Given exercise: Rewrite the records as a JSON list of strings, one string per line and blank lines omitted, starting from the first line of the records and stopping after the line that contains "x-axis-label: Water Temperature".

:::::

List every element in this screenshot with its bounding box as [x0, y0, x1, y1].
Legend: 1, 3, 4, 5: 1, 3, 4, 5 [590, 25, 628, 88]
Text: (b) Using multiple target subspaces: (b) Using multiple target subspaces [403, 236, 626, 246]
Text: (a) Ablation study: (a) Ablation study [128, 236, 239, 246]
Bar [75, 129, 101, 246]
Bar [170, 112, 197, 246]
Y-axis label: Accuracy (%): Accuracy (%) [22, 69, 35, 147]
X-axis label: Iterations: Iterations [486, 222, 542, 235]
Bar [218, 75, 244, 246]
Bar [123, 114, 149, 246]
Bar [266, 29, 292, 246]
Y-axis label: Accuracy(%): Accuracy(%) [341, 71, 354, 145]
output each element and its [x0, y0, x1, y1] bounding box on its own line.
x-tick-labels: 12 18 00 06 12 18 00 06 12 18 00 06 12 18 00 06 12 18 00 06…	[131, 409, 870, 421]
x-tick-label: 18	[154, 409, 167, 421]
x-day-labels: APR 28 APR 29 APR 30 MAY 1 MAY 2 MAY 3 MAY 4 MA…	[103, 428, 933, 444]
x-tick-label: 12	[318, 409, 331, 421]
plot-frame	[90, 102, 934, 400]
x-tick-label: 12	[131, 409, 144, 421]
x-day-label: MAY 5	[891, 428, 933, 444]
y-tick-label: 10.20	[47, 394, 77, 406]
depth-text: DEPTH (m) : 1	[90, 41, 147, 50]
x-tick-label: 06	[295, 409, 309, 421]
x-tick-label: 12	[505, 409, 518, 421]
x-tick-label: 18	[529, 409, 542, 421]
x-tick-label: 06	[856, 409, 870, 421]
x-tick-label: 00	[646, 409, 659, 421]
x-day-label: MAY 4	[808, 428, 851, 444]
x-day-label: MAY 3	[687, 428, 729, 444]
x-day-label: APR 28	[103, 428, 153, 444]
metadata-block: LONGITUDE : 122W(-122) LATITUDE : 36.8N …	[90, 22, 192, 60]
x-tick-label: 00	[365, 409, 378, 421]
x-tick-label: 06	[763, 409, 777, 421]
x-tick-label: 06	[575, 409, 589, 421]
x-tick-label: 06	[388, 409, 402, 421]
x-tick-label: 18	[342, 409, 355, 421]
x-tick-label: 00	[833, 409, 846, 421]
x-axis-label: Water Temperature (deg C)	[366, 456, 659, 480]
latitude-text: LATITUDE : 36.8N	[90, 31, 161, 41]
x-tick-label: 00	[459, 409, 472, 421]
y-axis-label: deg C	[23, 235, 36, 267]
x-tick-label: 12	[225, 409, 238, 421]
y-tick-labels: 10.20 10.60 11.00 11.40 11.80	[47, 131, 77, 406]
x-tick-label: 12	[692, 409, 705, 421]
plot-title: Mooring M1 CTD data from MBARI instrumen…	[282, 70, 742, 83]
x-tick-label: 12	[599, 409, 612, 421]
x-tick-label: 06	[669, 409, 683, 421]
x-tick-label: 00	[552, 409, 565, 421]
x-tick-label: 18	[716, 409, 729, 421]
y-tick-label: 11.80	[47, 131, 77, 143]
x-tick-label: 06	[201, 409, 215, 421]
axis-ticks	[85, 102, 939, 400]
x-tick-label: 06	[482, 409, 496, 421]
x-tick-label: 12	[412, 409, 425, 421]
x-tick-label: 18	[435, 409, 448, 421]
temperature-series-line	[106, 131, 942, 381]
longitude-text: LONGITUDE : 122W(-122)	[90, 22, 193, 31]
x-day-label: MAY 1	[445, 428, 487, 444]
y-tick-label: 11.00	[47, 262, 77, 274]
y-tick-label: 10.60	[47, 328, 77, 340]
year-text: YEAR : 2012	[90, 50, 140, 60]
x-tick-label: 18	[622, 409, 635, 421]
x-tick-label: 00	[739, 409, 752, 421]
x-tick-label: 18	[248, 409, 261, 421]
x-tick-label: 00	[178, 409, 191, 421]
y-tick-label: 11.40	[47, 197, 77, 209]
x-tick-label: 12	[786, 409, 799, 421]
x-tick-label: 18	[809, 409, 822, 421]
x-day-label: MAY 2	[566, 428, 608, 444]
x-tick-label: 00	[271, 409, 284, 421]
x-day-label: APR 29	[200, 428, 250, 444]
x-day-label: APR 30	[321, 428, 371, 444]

:::::

Solution for this exercise:
[
  "List every element in this screenshot with its bounding box as [x0, y0, x1, y1].",
  "Legend: 1, 3, 4, 5: 1, 3, 4, 5 [590, 25, 628, 88]",
  "Text: (b) Using multiple target subspaces: (b) Using multiple target subspaces [403, 236, 626, 246]",
  "Text: (a) Ablation study: (a) Ablation study [128, 236, 239, 246]",
  "Bar [75, 129, 101, 246]",
  "Bar [170, 112, 197, 246]",
  "Y-axis label: Accuracy (%): Accuracy (%) [22, 69, 35, 147]",
  "X-axis label: Iterations: Iterations [486, 222, 542, 235]",
  "Bar [218, 75, 244, 246]",
  "Bar [123, 114, 149, 246]",
  "Bar [266, 29, 292, 246]",
  "Y-axis label: Accuracy(%): Accuracy(%) [341, 71, 354, 145]",
  "output each element and its [x0, y0, x1, y1] bounding box on its own line.",
  "x-tick-labels: 12 18 00 06 12 18 00 06 12 18 00 06 12 18 00 06 12 18 00 06…\t[131, 409, 870, 421]",
  "x-tick-label: 18\t[154, 409, 167, 421]",
  "x-day-labels: APR 28 APR 29 APR 30 MAY 1 MAY 2 MAY 3 MAY 4 MA…\t[103, 428, 933, 444]",
  "x-tick-label: 12\t[318, 409, 331, 421]",
  "plot-frame\t[90, 102, 934, 400]",
  "x-tick-label: 12\t[131, 409, 144, 421]",
  "x-day-label: MAY 5\t[891, 428, 933, 444]",
  "y-tick-label: 10.20\t[47, 394, 77, 406]",
  "depth-text: DEPTH (m) : 1\t[90, 41, 147, 50]",
  "x-tick-label: 06\t[295, 409, 309, 421]",
  "x-tick-label: 12\t[505, 409, 518, 421]",
  "x-tick-label: 18\t[529, 409, 542, 421]",
  "x-tick-label: 06\t[856, 409, 870, 421]",
  "x-tick-label: 00\t[646, 409, 659, 421]",
  "x-day-label: MAY 4\t[808, 428, 851, 444]",
  "x-day-label: MAY 3\t[687, 428, 729, 444]",
  "x-day-label: APR 28\t[103, 428, 153, 444]",
  "metadata-block: LONGITUDE : 122W(-122) LATITUDE : 36.8N …\t[90, 22, 192, 60]",
  "x-tick-label: 00\t[365, 409, 378, 421]",
  "x-tick-label: 06\t[763, 409, 777, 421]",
  "x-tick-label: 06\t[575, 409, 589, 421]",
  "x-tick-label: 06\t[388, 409, 402, 421]",
  "x-tick-label: 18\t[342, 409, 355, 421]",
  "x-tick-label: 00\t[833, 409, 846, 421]",
  "x-axis-label: Water Temperature (deg C)\t[366, 456, 659, 480]"
]